Copy out the entries exactly, from the first line to the last.

---- Records to process

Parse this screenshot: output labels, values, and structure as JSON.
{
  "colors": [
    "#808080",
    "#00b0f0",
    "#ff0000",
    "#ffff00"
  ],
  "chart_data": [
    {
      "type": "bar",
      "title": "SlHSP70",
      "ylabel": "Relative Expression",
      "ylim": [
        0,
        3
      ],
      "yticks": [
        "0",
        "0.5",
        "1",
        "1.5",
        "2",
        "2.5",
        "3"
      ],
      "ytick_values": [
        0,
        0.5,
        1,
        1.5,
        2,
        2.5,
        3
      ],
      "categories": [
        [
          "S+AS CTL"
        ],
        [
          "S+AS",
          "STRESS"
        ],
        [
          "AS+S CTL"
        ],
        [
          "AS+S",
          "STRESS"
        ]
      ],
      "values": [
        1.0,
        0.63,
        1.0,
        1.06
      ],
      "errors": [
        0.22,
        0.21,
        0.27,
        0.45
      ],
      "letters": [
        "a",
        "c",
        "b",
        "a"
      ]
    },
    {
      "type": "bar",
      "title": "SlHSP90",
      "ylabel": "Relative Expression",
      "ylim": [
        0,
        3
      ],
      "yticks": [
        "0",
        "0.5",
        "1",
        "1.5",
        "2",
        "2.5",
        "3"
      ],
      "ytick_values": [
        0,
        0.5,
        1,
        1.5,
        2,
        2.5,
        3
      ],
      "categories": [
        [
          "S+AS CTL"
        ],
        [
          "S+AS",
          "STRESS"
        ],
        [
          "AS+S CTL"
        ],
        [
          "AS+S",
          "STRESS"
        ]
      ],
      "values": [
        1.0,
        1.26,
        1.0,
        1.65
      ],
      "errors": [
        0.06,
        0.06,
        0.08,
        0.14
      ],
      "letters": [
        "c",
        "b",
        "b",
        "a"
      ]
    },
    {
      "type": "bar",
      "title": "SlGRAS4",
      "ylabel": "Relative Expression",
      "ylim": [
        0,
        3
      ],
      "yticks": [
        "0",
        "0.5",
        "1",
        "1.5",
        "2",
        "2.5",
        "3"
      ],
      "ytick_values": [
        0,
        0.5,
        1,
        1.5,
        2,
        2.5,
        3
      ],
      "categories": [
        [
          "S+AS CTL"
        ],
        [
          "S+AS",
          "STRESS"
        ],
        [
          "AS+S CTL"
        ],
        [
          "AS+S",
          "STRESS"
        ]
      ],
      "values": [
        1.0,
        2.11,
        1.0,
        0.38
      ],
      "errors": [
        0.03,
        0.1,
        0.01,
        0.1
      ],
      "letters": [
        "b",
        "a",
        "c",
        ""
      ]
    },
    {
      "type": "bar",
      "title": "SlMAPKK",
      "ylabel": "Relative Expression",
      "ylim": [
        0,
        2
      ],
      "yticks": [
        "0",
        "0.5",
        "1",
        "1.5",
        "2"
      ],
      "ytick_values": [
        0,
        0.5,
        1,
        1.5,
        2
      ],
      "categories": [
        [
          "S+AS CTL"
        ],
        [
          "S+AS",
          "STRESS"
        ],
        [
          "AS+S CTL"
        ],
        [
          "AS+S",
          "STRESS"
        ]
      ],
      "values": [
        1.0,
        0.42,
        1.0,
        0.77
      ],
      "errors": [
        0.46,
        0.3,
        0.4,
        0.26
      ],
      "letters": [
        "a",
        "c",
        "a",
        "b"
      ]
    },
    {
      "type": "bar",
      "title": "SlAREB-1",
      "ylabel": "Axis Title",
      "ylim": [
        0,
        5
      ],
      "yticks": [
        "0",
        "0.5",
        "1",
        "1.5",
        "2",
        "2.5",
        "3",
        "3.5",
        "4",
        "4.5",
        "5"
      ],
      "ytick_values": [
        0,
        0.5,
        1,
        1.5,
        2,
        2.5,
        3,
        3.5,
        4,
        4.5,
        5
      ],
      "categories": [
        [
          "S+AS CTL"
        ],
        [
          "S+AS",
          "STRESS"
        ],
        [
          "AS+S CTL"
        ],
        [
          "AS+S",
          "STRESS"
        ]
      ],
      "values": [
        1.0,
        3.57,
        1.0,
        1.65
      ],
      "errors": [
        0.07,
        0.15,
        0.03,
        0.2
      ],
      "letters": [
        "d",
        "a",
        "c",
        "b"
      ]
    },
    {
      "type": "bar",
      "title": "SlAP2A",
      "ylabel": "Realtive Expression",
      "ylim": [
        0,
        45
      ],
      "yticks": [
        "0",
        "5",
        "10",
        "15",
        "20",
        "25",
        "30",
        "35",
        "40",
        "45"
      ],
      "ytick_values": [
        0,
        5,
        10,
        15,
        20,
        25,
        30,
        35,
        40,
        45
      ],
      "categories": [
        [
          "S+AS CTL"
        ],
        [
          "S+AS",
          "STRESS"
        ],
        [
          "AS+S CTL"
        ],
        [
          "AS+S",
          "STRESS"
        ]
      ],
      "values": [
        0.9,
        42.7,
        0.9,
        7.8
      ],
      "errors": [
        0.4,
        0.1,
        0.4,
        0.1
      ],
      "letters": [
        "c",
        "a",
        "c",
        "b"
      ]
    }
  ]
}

--------

### Exercise answer
Parse this screenshot: output labels, values, and structure as JSON.
{
  "colors": [
    "#808080",
    "#00b0f0",
    "#ff0000",
    "#ffff00"
  ],
  "chart_data": [
    {
      "type": "bar",
      "title": "SlHSP70",
      "ylabel": "Relative Expression",
      "ylim": [
        0,
        3
      ],
      "yticks": [
        "0",
        "0.5",
        "1",
        "1.5",
        "2",
        "2.5",
        "3"
      ],
      "ytick_values": [
        0,
        0.5,
        1,
        1.5,
        2,
        2.5,
        3
      ],
      "categories": [
        [
          "S+AS CTL"
        ],
        [
          "S+AS",
          "STRESS"
        ],
        [
          "AS+S CTL"
        ],
        [
          "AS+S",
          "STRESS"
        ]
      ],
      "values": [
        1.0,
        0.63,
        1.0,
        1.06
      ],
      "errors": [
        0.22,
        0.21,
        0.27,
        0.45
      ],
      "letters": [
        "a",
        "c",
        "b",
        "a"
      ]
    },
    {
      "type": "bar",
      "title": "SlHSP90",
      "ylabel": "Relative Expression",
      "ylim": [
        0,
        3
      ],
      "yticks": [
        "0",
        "0.5",
        "1",
        "1.5",
        "2",
        "2.5",
        "3"
      ],
      "ytick_values": [
        0,
        0.5,
        1,
        1.5,
        2,
        2.5,
        3
      ],
      "categories": [
        [
          "S+AS CTL"
        ],
        [
          "S+AS",
          "STRESS"
        ],
        [
          "AS+S CTL"
        ],
        [
          "AS+S",
          "STRESS"
        ]
      ],
      "values": [
        1.0,
        1.26,
        1.0,
        1.65
      ],
      "errors": [
        0.06,
        0.06,
        0.08,
        0.14
      ],
      "letters": [
        "c",
        "b",
        "b",
        "a"
      ]
    },
    {
      "type": "bar",
      "title": "SlGRAS4",
      "ylabel": "Relative Expression",
      "ylim": [
        0,
        3
      ],
      "yticks": [
        "0",
        "0.5",
        "1",
        "1.5",
        "2",
        "2.5",
        "3"
      ],
      "ytick_values": [
        0,
        0.5,
        1,
        1.5,
        2,
        2.5,
        3
      ],
      "categories": [
        [
          "S+AS CTL"
        ],
        [
          "S+AS",
          "STRESS"
        ],
        [
          "AS+S CTL"
        ],
        [
          "AS+S",
          "STRESS"
        ]
      ],
      "values": [
        1.0,
        2.11,
        1.0,
        0.38
      ],
      "errors": [
        0.03,
        0.1,
        0.01,
        0.1
      ],
      "letters": [
        "b",
        "a",
        "c",
        ""
      ]
    },
    {
      "type": "bar",
      "title": "SlMAPKK",
      "ylabel": "Relative Expression",
      "ylim": [
        0,
        2
      ],
      "yticks": [
        "0",
        "0.5",
        "1",
        "1.5",
        "2"
      ],
      "ytick_values": [
        0,
        0.5,
        1,
        1.5,
        2
      ],
      "categories": [
        [
          "S+AS CTL"
        ],
        [
          "S+AS",
          "STRESS"
        ],
        [
          "AS+S CTL"
        ],
        [
          "AS+S",
          "STRESS"
        ]
      ],
      "values": [
        1.0,
        0.42,
        1.0,
        0.77
      ],
      "errors": [
        0.46,
        0.3,
        0.4,
        0.26
      ],
      "letters": [
        "a",
        "c",
        "a",
        "b"
      ]
    },
    {
      "type": "bar",
      "title": "SlAREB-1",
      "ylabel": "Axis Title",
      "ylim": [
        0,
        5
      ],
      "yticks": [
        "0",
        "0.5",
        "1",
        "1.5",
        "2",
        "2.5",
        "3",
        "3.5",
        "4",
        "4.5",
        "5"
      ],
      "ytick_values": [
        0,
        0.5,
        1,
        1.5,
        2,
        2.5,
        3,
        3.5,
        4,
        4.5,
        5
      ],
      "categories": [
        [
          "S+AS CTL"
        ],
        [
          "S+AS",
          "STRESS"
        ],
        [
          "AS+S CTL"
        ],
        [
          "AS+S",
          "STRESS"
        ]
      ],
      "values": [
        1.0,
        3.57,
        1.0,
        1.65
      ],
      "errors": [
        0.07,
        0.15,
        0.03,
        0.2
      ],
      "letters": [
        "d",
        "a",
        "c",
        "b"
      ]
    },
    {
      "type": "bar",
      "title": "SlAP2A",
      "ylabel": "Realtive Expression",
      "ylim": [
        0,
        45
      ],
      "yticks": [
        "0",
        "5",
        "10",
        "15",
        "20",
        "25",
        "30",
        "35",
        "40",
        "45"
      ],
      "ytick_values": [
        0,
        5,
        10,
        15,
        20,
        25,
        30,
        35,
        40,
        45
      ],
      "categories": [
        [
          "S+AS CTL"
        ],
        [
          "S+AS",
          "STRESS"
        ],
        [
          "AS+S CTL"
        ],
        [
          "AS+S",
          "STRESS"
        ]
      ],
      "values": [
        0.9,
        42.7,
        0.9,
        7.8
      ],
      "errors": [
        0.4,
        0.1,
        0.4,
        0.1
      ],
      "letters": [
        "c",
        "a",
        "c",
        "b"
      ]
    }
  ]
}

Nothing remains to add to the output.